=== SOURCE EXCERPT ===

'''

Free-range egg business looks forward to merger

Since Poultry World last visited Sunny Hill Eggs there have been many exciting new developments. Lucy Knowles talks to sister’s Christine Jackson and Catherine Armstrong for an update

Sunny Hill Eggs, in Northumberland, is focusing on building the retail side of its business and is looking forward to its forthcoming merger with Oxenrig Eggs in August 2008.

The sister’s set up the free-range egg company on Detchant Farm near Belford, a 405ha (1000-acre), mixed unit run with their parents.

They first began production with packing contracts in 2005, but by the following year, the business had already grown rapidly and in the summer of 2006, the sisters started retailing some of their own eggs under the brand “Sunny Hill Farm Free range Eggs,” says Mrs Armstrong, who is partner of Detchant Farm and assists with the running of Sunny Hill Eggs.

“We felt that there was a market because there aren’t many other free-range egg producers in Northumberland,” she says.

The sisters were soon asked to supply eggs to 10 local Asda stores as part of a local sourcing incentive. And they now market the eggs directly to restaurants, deli’s and caterers (see March 2007 Poultry World p20).

The egg unit has 32,000 laying birds and in 2007, they decided to add to this with a new 6000-bird organic shed. Further expansion is going ahead in the summer with another 16,000 free-range poultry shed being built on a nearby site in June.

“We have built a new shed every year for the past three years,” says Christine Jackson.


John Campbell of Glenrath Farm agreed to buy the eggs from the poultry house. And in March 2007, the sisters decided to switch everything to Glenrath Farm, to cut down on food miles, bringing the focal point closer to home.

Mrs Armstrong says: “Glenrath buys all the eggs for us now and we buy some of them back. They are contracted to pack them for us and a proportion come back to us in our branded boxes.”

Having obtained planning permission on a nearby farm for a new 16,000-bird free-range unit, the sisters are now concentrating on the retail side of the business and will be packing their own eggs. So there are no immediate plans to expand any further after the shed is completed this summer.

'''

=== INSTRUCTIONS ===
• A. List every person named in the article about the free-range egg business.
• B. In the article, copy the passage from "They first began" to "Sunny Hill Eggs.", substituting "supply contracts" for "packing contracts".
Answer from the article alone.

=== SOURCE MATERIAL ===
'''

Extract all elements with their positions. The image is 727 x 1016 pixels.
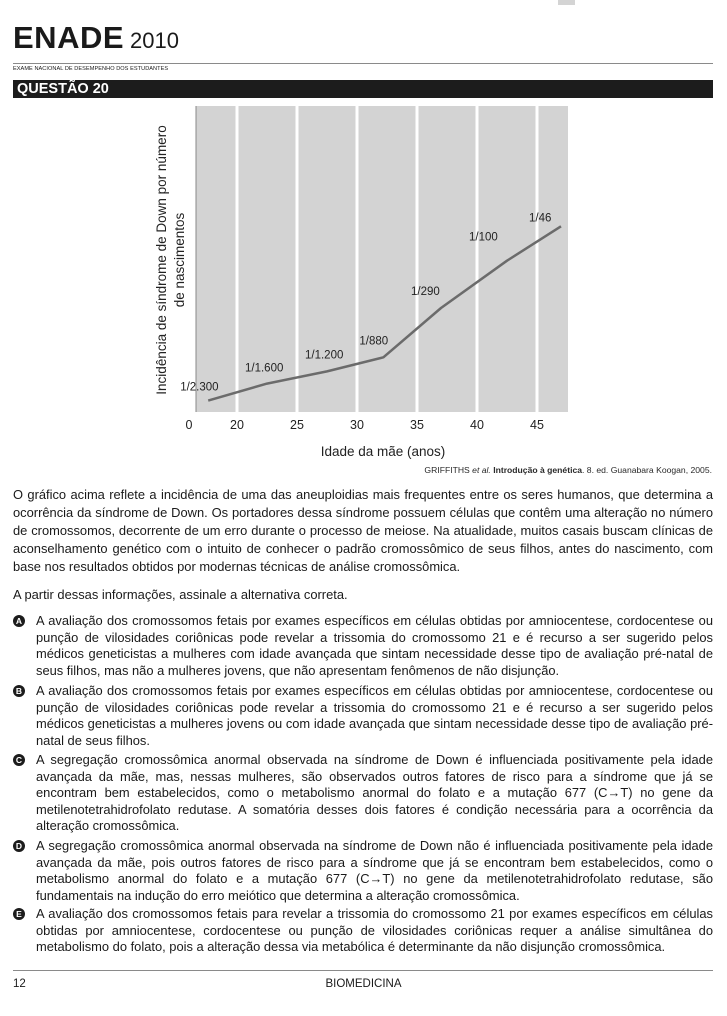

'''

=== THE REPLIES ===
• A. Lucy Knowles, Christine Jackson, Catherine Armstrong, John Campbell

• B.
They first began production with supply contracts in 2005, but by the following year, the business had already grown rapidly and in the summer of 2006, the sisters started retailing some of their own eggs under the brand “Sunny Hill Farm Free range Eggs,” says Mrs Armstrong, who is partner of Detchant Farm and assists with the running of Sunny Hill Eggs.